In the data below, find the line containing "Give me the"; reproduce that line and all subsequent lines exactly, and nothing else.

*** Data section

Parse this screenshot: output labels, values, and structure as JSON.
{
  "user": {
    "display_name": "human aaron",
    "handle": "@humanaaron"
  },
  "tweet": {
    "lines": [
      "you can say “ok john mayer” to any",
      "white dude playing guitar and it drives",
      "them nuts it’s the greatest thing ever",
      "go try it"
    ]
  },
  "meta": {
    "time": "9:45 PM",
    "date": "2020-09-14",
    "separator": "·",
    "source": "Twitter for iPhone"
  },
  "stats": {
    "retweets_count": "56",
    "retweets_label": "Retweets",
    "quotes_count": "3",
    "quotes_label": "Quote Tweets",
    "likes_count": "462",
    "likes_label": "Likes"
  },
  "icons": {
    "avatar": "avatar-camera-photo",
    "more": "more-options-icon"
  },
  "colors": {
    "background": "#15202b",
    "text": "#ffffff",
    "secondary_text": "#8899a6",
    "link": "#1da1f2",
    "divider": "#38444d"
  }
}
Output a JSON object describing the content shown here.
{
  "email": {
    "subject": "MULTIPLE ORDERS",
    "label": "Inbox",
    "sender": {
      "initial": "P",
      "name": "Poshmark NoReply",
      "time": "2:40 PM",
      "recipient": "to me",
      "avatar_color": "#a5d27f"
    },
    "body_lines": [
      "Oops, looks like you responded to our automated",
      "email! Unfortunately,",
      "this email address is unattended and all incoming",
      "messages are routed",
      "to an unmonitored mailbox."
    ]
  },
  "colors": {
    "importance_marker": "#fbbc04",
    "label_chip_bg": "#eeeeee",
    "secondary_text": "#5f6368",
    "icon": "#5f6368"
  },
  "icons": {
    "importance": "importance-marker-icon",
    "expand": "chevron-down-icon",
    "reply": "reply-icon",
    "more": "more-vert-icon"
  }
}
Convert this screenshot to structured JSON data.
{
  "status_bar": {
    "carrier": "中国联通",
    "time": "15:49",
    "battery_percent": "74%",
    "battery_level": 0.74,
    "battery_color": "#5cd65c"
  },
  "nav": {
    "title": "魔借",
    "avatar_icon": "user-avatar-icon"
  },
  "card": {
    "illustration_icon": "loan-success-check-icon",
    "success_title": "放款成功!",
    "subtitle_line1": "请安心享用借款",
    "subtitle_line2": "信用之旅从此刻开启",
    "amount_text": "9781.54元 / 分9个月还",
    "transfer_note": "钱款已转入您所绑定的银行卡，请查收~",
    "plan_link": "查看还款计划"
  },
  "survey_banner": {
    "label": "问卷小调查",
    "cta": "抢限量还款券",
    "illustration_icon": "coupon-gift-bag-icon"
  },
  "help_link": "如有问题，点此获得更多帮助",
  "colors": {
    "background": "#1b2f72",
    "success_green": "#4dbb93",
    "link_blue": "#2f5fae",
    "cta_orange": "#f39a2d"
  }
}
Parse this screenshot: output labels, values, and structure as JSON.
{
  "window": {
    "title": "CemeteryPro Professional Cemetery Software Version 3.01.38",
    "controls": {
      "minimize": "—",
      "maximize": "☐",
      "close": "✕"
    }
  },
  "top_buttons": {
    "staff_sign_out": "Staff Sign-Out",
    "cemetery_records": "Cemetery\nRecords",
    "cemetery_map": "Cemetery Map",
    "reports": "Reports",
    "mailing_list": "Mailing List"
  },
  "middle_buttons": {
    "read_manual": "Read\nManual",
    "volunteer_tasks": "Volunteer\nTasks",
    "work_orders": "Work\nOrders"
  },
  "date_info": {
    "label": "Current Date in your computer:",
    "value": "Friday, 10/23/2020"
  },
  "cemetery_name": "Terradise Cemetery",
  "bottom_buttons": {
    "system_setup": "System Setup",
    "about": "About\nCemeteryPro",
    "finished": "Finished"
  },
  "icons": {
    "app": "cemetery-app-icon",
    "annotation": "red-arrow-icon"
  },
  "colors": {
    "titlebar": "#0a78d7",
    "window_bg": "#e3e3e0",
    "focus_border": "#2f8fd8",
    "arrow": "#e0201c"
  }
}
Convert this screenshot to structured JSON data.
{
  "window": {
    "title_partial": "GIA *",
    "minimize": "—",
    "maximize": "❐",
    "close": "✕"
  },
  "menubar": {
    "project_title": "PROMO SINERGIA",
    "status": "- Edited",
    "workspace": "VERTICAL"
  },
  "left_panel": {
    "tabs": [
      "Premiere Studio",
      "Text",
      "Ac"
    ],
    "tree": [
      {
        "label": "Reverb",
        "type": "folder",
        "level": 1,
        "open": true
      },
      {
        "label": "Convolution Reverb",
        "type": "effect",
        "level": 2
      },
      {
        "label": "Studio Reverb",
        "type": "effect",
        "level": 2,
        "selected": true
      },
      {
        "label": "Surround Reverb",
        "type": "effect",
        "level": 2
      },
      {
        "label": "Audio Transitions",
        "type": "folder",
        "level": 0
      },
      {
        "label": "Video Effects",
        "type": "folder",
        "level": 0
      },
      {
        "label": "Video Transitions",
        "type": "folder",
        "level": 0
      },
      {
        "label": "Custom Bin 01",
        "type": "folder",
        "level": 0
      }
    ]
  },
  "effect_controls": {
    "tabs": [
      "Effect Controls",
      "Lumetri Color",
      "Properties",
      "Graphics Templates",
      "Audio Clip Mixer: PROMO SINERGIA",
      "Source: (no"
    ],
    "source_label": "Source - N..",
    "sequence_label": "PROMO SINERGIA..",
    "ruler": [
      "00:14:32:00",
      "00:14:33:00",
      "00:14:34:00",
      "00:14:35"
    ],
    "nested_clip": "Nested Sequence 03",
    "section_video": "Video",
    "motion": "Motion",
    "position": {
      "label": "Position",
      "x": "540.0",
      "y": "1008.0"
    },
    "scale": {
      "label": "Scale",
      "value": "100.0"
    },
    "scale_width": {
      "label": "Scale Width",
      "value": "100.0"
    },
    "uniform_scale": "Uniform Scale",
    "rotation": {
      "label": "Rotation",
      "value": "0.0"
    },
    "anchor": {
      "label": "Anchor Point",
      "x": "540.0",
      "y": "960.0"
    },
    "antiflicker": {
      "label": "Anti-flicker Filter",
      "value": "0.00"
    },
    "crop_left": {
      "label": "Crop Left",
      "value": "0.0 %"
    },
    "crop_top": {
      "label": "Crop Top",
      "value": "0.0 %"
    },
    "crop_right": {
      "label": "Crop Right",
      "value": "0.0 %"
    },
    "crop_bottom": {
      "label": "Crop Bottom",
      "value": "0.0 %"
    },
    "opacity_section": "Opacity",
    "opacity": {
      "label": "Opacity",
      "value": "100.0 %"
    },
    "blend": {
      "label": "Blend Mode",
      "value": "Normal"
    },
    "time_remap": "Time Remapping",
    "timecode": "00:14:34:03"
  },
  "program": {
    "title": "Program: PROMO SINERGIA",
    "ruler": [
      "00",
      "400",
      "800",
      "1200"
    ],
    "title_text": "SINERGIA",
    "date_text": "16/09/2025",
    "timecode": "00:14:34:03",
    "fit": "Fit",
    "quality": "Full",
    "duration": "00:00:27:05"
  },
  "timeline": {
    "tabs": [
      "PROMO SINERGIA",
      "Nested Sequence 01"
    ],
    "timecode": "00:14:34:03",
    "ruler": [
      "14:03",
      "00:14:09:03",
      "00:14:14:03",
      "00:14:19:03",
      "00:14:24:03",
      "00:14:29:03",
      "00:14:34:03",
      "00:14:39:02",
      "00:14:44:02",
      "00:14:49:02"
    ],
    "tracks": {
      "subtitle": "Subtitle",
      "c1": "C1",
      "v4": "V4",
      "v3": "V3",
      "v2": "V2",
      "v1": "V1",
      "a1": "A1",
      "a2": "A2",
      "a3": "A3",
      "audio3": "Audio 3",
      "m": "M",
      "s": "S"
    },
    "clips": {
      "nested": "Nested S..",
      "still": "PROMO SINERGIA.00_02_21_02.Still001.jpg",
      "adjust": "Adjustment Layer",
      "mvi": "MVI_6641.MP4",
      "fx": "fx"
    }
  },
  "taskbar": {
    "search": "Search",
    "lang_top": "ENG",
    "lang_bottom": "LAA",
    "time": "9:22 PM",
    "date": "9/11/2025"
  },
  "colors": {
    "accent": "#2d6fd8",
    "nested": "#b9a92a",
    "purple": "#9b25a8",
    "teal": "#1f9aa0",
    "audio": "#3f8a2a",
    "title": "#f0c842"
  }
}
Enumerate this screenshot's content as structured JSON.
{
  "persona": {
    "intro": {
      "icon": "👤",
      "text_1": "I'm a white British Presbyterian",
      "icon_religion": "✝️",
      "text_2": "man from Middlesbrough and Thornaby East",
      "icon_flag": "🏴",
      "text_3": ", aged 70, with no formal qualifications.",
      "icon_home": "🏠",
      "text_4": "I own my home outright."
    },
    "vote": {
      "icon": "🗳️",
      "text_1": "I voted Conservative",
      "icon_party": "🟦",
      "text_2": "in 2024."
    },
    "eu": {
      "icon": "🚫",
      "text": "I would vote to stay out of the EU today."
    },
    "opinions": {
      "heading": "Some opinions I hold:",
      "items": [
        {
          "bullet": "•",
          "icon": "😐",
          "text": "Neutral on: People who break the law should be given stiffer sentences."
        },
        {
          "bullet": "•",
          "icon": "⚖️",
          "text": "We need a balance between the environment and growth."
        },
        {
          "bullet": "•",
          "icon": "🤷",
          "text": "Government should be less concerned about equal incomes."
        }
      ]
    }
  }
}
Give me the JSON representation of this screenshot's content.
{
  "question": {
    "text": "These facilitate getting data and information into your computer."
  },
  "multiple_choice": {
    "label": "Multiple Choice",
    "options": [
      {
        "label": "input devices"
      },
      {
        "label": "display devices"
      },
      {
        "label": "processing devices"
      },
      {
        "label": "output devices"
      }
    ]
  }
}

******

▶ **Reply to the task**
Give me the JSON representation of this screenshot's content.
{
  "question": {
    "text": "These facilitate getting data and information into your computer."
  },
  "multiple_choice": {
    "label": "Multiple Choice",
    "options": [
      {
        "label": "input devices"
      },
      {
        "label": "display devices"
      },
      {
        "label": "processing devices"
      },
      {
        "label": "output devices"
      }
    ]
  }
}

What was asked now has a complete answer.